■ **SET EXERCISE**:
Extract each line of the material that follows exactly and omit its pictures.
**** MATERIALS PROVIDED ****
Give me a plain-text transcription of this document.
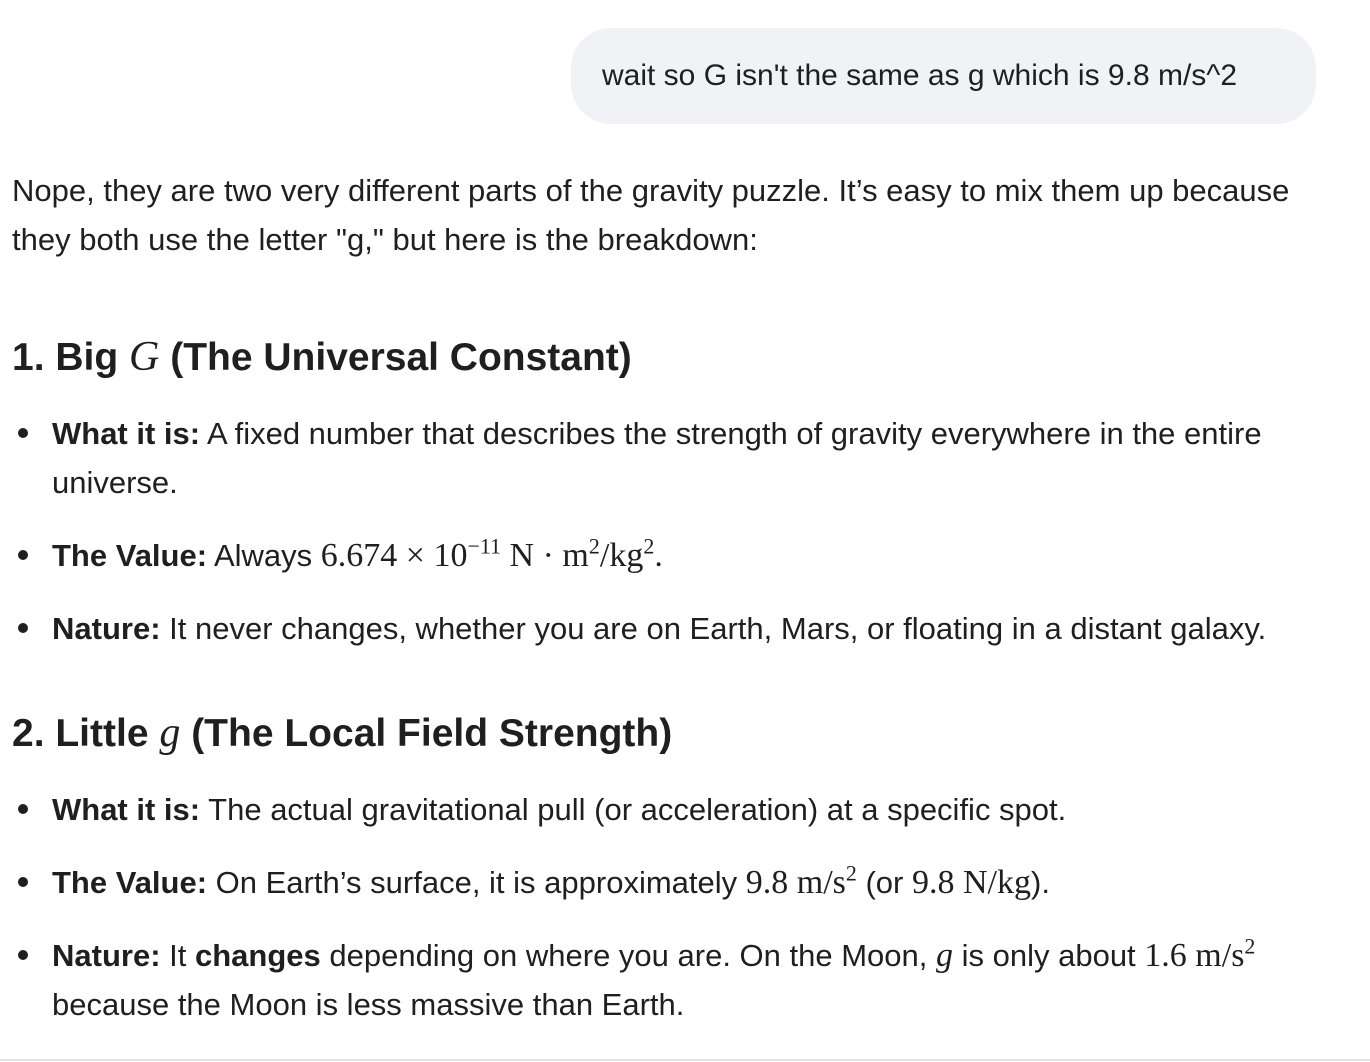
wait so G isn't the same as g which is 9.8 m/s^2

Nope, they are two very different parts of the gravity puzzle. It’s easy to mix them up because they both use the letter "g," but here is the breakdown:

1. Big G (The Universal Constant)
What it is: A fixed number that describes the strength of gravity everywhere in the entire universe.
The Value: Always $6.674 \times 10^{-11}$ $N \cdot m^2/kg^2$.
Nature: It never changes, whether you are on Earth, Mars, or floating in a distant galaxy.
2. Little g (The Local Field Strength)
What it is: The actual gravitational pull (or acceleration) at a specific spot.
The Value: On Earth’s surface, it is approximately 9.8 $m/s^2$ (or 9.8 N/kg).
Nature: It changes depending on where you are. On the Moon, g is only about 1.6 $m/s^2$ because the Moon is less massive than Earth.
****
■ **SOLUTION FOR THIS PROBLEM**:
Give me a plain-text transcription of this document.
wait so G isn't the same as g which is 9.8 m/s^2

Nope, they are two very different parts of the gravity puzzle. It’s easy to mix them up because they both use the letter "g," but here is the breakdown:

1. Big G (The Universal Constant)
What it is: A fixed number that describes the strength of gravity everywhere in the entire universe.
The Value: Always $6.674 \times 10^{-11}$ $N \cdot m^2/kg^2$.
Nature: It never changes, whether you are on Earth, Mars, or floating in a distant galaxy.
2. Little g (The Local Field Strength)
What it is: The actual gravitational pull (or acceleration) at a specific spot.
The Value: On Earth’s surface, it is approximately 9.8 $m/s^2$ (or 9.8 N/kg).
Nature: It changes depending on where you are. On the Moon, g is only about 1.6 $m/s^2$ because the Moon is less massive than Earth.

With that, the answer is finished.